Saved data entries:
-.-.-

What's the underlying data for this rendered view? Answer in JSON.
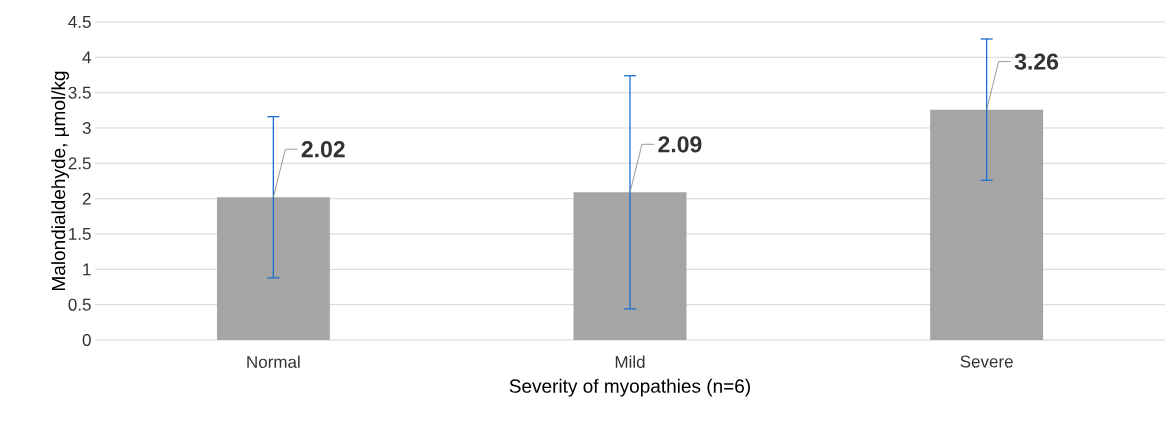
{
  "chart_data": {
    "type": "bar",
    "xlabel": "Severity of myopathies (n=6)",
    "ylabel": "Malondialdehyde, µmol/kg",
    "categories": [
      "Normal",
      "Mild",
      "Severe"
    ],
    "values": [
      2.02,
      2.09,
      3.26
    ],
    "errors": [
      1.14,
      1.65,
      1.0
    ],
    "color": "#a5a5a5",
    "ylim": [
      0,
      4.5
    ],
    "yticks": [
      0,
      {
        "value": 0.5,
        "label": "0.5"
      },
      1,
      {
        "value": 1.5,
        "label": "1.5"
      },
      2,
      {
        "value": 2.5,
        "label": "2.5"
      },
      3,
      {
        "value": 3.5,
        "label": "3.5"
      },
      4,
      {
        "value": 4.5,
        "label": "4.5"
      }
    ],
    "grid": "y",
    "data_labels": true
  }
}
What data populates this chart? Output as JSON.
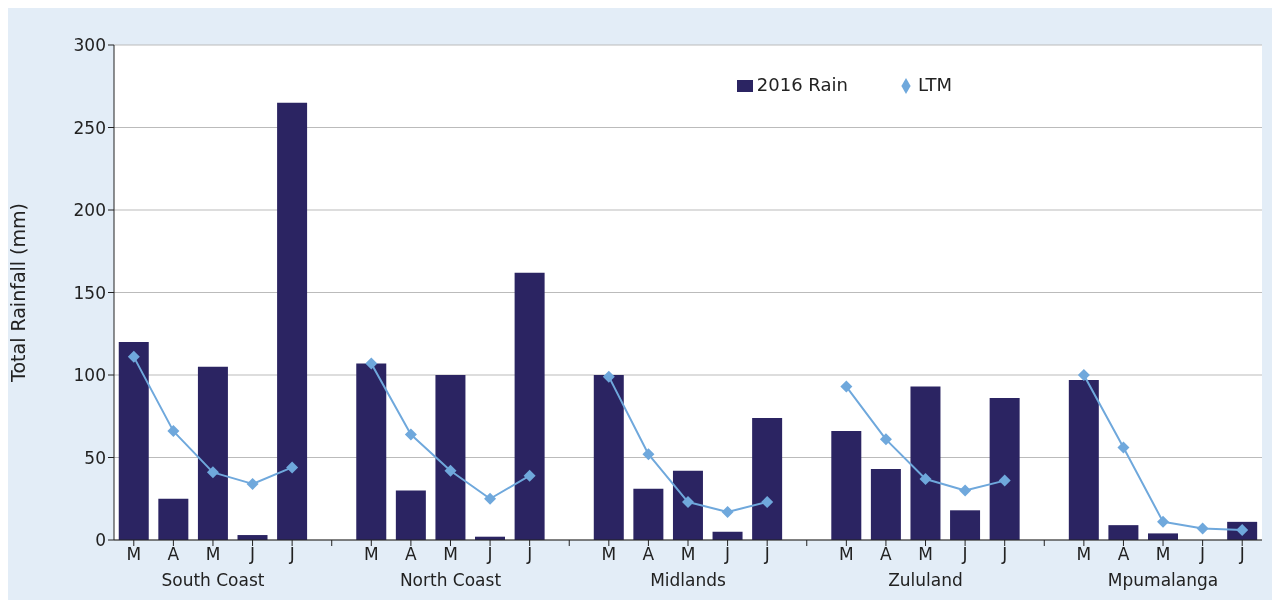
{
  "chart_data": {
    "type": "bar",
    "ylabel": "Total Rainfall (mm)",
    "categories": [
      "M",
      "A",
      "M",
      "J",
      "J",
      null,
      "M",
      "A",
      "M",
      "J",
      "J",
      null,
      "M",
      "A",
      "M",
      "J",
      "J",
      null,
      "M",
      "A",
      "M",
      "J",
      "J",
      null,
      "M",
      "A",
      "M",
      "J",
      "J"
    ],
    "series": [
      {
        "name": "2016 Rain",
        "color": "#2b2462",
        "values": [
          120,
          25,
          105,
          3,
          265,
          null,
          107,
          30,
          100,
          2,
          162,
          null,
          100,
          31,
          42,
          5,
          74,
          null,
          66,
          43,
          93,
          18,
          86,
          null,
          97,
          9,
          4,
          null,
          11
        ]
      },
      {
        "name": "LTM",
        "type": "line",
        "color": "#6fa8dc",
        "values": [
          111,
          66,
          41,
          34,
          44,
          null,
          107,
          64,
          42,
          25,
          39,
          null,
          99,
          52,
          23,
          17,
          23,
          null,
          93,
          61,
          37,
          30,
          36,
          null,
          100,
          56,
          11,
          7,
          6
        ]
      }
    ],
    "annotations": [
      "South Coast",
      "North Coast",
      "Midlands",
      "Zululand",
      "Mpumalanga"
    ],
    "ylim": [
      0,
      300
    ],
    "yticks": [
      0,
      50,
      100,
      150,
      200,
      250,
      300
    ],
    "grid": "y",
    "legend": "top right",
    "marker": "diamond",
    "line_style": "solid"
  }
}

-.-.-

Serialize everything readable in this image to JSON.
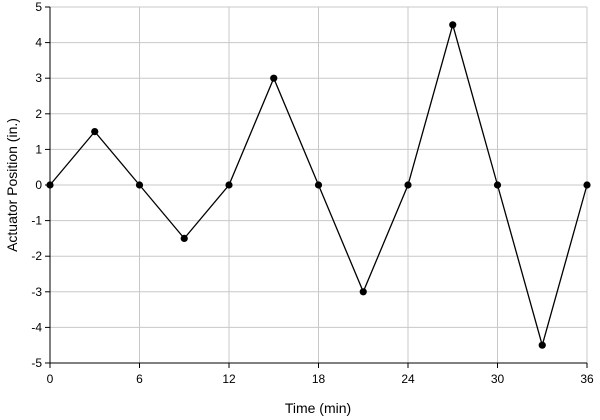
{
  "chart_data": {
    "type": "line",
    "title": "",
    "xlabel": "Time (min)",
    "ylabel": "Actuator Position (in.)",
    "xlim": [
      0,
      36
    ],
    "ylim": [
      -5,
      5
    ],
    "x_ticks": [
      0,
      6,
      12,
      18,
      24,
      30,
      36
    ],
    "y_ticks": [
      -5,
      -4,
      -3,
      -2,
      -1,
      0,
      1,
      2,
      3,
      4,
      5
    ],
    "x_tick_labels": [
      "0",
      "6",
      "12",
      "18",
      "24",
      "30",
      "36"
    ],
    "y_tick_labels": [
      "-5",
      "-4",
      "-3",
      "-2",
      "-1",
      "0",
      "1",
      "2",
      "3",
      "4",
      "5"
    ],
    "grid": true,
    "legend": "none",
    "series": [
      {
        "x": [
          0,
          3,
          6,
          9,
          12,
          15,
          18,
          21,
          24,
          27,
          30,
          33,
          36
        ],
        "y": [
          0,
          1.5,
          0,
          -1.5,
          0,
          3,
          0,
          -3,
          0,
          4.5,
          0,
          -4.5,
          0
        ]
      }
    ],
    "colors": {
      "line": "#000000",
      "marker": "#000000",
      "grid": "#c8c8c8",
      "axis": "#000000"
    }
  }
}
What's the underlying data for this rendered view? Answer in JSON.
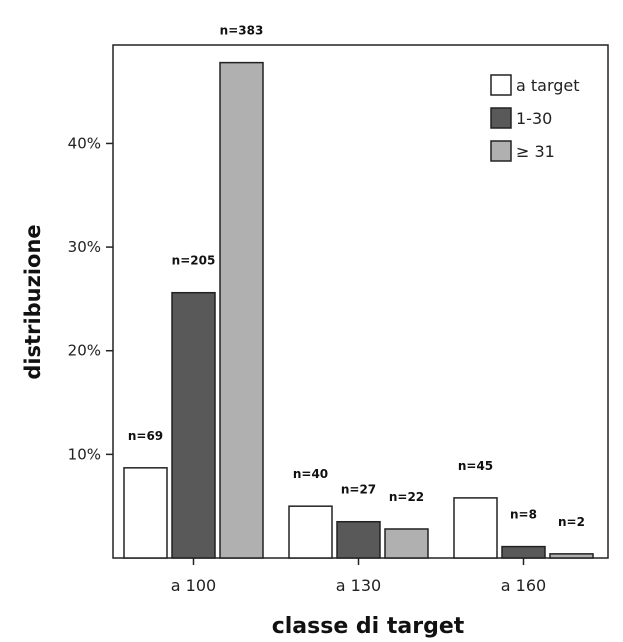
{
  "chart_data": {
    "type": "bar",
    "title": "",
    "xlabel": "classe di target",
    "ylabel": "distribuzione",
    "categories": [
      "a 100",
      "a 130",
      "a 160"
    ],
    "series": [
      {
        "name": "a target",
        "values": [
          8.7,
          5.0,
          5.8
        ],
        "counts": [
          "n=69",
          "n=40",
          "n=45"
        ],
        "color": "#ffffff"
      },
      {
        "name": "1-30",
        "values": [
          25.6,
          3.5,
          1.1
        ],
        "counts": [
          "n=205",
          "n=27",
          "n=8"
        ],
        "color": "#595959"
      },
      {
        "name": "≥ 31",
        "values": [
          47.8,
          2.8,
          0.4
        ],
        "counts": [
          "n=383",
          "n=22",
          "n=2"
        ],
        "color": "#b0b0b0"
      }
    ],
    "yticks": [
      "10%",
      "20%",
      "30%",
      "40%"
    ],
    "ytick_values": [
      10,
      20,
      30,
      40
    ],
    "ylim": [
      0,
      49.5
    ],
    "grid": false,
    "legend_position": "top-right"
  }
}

-.-.-

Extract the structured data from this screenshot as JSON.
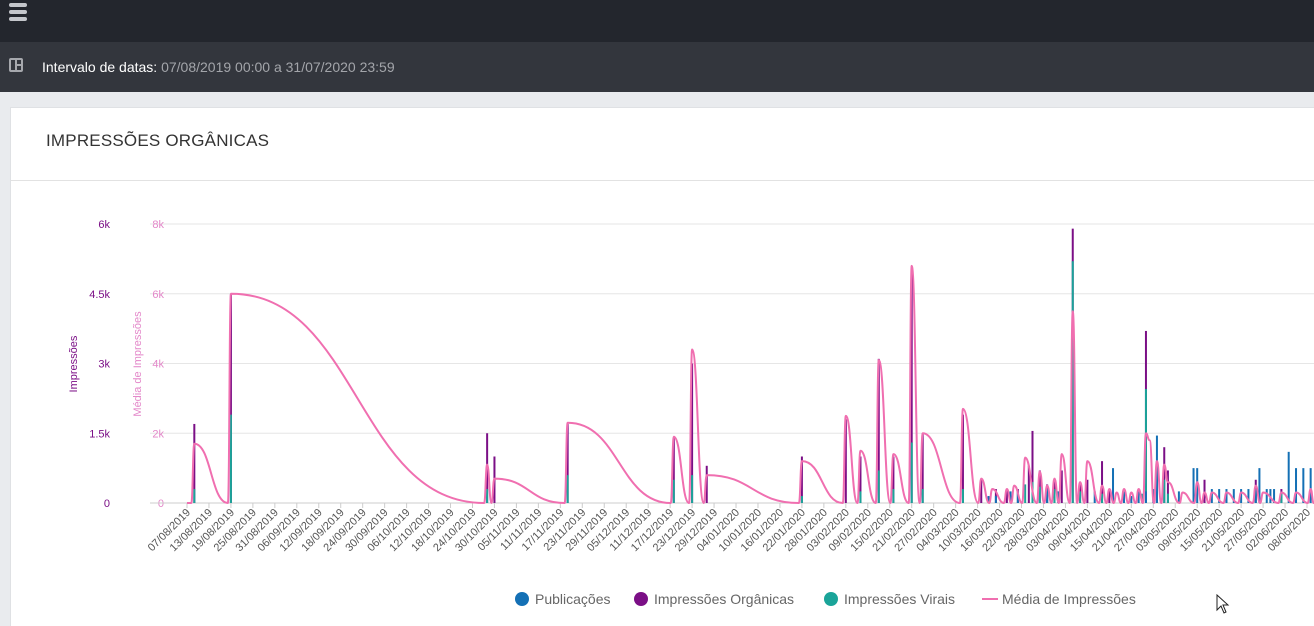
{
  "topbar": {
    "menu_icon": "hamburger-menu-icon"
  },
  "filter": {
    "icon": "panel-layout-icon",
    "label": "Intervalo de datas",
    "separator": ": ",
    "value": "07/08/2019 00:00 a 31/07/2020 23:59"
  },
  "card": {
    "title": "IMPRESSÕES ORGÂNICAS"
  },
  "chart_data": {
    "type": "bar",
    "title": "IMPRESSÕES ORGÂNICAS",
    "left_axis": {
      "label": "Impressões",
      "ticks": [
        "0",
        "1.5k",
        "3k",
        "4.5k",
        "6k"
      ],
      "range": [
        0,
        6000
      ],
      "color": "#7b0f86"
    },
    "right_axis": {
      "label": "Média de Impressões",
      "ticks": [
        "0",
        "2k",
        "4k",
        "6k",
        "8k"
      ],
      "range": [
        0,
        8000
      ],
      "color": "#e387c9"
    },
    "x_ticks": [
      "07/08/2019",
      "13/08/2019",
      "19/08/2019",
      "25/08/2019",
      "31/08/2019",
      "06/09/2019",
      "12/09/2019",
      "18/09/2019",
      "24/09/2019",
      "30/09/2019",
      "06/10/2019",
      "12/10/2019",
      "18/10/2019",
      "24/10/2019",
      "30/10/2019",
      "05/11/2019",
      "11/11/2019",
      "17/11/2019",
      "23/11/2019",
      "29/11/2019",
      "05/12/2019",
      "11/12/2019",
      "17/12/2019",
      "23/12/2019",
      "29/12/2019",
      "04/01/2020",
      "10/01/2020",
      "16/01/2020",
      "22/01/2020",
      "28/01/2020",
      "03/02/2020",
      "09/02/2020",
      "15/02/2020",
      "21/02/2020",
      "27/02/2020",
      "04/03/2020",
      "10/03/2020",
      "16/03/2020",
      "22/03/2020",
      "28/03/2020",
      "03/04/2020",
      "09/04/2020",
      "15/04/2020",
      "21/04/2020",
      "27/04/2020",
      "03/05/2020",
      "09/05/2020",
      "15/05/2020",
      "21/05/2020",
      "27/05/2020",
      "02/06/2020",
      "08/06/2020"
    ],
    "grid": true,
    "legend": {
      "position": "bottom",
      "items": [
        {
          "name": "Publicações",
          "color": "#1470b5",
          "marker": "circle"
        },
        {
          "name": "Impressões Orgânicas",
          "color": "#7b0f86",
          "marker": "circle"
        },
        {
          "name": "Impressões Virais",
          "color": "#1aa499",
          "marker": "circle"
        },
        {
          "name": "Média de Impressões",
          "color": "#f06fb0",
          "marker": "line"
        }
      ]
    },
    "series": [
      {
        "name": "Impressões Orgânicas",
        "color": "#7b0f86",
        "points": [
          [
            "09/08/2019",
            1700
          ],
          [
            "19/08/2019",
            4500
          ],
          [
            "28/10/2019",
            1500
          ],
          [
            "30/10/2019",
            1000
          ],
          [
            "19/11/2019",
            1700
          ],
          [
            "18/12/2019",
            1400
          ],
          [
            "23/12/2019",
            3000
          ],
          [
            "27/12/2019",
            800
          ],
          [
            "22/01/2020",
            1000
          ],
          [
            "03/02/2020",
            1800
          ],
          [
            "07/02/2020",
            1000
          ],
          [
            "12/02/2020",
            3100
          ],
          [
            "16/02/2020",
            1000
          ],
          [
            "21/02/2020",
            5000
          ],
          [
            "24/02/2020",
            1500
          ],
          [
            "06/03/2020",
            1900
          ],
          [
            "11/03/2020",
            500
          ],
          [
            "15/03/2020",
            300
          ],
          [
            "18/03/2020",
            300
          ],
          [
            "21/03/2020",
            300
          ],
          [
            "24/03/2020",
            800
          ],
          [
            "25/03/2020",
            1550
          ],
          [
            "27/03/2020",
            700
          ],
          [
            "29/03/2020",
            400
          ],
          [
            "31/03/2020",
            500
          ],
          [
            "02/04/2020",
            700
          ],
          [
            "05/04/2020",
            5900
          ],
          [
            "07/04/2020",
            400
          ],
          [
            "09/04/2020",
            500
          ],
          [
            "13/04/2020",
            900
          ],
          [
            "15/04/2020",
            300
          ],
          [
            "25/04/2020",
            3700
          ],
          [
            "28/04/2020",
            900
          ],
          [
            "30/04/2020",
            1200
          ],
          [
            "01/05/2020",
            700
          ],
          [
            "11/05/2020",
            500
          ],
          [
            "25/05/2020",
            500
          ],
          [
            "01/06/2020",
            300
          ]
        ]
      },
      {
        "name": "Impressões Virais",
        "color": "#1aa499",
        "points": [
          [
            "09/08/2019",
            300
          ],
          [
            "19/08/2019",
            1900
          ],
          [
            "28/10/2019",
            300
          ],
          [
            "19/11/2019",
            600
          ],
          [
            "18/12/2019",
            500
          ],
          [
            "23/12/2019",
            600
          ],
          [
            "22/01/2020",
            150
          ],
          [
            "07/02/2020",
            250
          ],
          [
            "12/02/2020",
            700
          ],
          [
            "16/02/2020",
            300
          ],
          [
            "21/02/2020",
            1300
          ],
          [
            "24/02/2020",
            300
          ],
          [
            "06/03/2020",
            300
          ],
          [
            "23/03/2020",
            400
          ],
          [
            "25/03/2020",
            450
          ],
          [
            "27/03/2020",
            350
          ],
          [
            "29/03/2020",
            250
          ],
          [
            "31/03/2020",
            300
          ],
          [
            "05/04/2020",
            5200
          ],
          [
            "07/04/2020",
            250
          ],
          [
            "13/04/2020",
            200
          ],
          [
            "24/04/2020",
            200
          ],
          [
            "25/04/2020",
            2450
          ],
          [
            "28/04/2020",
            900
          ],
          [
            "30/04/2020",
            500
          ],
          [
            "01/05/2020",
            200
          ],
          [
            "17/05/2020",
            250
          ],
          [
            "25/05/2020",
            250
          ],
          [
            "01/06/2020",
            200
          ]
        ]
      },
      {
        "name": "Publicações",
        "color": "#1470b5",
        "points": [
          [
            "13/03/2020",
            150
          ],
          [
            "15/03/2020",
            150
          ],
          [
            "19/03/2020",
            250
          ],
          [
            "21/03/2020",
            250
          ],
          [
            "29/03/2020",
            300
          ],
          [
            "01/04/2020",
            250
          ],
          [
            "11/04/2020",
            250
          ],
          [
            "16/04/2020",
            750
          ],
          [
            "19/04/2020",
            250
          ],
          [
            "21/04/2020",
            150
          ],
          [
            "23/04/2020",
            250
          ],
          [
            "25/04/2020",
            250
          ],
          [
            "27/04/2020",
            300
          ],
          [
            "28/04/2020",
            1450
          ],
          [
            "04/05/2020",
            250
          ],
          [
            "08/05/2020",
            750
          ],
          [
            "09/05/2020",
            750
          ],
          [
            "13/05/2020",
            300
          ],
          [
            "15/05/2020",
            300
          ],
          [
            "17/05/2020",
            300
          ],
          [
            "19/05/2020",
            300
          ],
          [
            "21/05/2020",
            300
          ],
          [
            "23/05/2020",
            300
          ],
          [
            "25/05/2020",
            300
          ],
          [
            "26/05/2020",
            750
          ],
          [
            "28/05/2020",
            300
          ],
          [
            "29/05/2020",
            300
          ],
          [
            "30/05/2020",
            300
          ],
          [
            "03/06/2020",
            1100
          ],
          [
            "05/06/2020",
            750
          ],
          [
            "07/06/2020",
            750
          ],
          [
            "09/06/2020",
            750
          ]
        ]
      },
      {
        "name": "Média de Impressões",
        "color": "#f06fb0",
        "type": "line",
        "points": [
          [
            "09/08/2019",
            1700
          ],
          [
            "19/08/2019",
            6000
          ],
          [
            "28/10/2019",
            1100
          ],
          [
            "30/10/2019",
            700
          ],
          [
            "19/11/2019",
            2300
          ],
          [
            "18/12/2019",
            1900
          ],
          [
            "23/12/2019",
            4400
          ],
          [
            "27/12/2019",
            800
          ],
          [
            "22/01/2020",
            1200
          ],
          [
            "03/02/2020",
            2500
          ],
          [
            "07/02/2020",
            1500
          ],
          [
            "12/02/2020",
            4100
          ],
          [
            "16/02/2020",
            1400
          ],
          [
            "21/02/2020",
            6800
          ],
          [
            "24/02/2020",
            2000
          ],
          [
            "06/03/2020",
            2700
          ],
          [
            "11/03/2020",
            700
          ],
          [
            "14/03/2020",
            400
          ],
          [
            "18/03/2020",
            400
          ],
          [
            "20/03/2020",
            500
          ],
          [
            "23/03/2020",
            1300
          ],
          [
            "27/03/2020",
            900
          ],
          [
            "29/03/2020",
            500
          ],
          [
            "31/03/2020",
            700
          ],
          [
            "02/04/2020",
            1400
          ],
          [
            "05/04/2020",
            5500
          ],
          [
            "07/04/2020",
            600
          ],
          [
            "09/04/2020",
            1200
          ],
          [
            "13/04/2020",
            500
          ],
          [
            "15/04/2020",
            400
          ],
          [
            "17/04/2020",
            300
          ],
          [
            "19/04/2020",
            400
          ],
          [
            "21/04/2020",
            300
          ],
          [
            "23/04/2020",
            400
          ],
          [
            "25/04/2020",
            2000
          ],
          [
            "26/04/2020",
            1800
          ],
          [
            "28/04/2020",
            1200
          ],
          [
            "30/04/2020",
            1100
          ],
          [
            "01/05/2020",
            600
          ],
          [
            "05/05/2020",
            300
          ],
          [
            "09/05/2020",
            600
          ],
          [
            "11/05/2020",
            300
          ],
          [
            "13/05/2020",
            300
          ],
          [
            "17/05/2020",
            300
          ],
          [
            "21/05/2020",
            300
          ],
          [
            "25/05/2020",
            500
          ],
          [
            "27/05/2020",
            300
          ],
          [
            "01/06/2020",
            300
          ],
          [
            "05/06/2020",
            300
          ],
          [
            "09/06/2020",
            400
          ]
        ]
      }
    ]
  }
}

-.-.-

Extract every line of the records above that contains the word "Publicações".

• **TASK RESPONSE**:
          "name": "Publicações",
        "name": "Publicações",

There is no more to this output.